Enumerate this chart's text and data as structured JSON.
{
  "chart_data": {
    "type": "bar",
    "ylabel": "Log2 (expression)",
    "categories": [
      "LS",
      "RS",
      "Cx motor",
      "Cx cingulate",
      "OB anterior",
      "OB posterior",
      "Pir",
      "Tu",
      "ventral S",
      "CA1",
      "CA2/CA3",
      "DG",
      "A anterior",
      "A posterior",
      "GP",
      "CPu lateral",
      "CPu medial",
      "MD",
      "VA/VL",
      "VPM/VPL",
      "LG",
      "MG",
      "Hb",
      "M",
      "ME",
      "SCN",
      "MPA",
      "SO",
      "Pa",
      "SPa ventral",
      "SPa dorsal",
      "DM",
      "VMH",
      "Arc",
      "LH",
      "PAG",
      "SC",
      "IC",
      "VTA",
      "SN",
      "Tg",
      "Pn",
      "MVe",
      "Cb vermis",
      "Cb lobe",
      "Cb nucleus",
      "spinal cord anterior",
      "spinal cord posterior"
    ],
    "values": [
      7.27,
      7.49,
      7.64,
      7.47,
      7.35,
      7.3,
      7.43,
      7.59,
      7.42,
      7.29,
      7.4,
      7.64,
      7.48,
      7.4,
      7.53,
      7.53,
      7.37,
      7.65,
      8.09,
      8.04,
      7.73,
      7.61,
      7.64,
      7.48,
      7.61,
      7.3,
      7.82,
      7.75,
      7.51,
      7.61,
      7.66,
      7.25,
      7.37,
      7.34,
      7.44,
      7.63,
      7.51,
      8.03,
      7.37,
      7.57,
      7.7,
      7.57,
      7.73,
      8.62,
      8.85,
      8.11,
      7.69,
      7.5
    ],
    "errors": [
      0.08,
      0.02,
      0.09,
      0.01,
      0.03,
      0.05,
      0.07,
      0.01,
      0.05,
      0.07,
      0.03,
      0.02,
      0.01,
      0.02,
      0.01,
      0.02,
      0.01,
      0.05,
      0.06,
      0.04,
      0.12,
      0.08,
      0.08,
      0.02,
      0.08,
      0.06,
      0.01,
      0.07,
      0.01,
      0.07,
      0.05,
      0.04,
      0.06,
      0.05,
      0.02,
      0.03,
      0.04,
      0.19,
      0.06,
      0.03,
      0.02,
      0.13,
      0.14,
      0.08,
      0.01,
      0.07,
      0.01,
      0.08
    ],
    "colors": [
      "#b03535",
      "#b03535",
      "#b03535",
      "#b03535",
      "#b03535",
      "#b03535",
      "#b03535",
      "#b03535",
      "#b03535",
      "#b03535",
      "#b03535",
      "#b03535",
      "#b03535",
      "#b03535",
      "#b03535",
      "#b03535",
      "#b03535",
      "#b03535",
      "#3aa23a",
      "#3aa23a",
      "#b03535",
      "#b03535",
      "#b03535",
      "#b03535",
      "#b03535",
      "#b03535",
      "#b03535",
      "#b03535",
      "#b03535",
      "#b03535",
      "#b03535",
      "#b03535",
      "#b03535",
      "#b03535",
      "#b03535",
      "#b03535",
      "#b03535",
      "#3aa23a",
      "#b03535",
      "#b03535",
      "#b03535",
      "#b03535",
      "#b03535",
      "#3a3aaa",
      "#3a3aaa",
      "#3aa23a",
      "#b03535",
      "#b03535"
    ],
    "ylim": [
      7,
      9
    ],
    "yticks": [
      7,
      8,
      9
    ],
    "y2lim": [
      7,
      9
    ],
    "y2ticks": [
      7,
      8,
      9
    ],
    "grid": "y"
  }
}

□ □ □ □

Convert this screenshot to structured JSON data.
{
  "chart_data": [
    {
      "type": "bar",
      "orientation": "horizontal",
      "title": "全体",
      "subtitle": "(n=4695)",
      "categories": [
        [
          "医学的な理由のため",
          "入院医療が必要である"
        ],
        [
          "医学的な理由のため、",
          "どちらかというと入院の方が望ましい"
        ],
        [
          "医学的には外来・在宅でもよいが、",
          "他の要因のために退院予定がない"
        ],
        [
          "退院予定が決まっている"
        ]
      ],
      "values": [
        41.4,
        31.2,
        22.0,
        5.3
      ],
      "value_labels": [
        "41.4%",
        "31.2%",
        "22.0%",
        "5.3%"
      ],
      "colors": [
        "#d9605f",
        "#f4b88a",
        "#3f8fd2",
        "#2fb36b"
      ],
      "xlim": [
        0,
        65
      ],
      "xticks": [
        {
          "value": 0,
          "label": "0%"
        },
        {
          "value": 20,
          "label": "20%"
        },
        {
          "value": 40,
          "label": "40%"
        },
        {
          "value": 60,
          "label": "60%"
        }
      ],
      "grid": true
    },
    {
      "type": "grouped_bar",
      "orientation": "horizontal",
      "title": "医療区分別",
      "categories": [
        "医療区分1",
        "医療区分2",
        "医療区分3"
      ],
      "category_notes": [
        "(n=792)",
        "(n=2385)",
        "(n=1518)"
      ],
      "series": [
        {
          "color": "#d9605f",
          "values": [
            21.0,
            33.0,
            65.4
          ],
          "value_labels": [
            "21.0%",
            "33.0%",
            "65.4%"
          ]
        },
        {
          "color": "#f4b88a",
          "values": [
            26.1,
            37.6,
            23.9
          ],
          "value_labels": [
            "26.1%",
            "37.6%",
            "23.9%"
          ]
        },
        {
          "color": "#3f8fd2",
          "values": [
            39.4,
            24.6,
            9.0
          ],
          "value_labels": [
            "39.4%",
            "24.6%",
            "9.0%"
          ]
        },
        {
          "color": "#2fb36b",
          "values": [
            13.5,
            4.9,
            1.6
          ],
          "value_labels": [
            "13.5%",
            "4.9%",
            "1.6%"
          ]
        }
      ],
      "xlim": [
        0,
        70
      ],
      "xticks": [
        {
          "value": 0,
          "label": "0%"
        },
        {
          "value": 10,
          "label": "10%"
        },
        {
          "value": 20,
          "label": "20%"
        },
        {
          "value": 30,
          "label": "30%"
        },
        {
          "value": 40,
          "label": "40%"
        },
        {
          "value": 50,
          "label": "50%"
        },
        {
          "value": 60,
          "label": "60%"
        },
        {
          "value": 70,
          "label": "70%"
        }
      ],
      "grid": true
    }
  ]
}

□ □ □ □

[What you will do]
The answer should be a single number: the count of lines in the data that include the string "cord".

[Task result]
2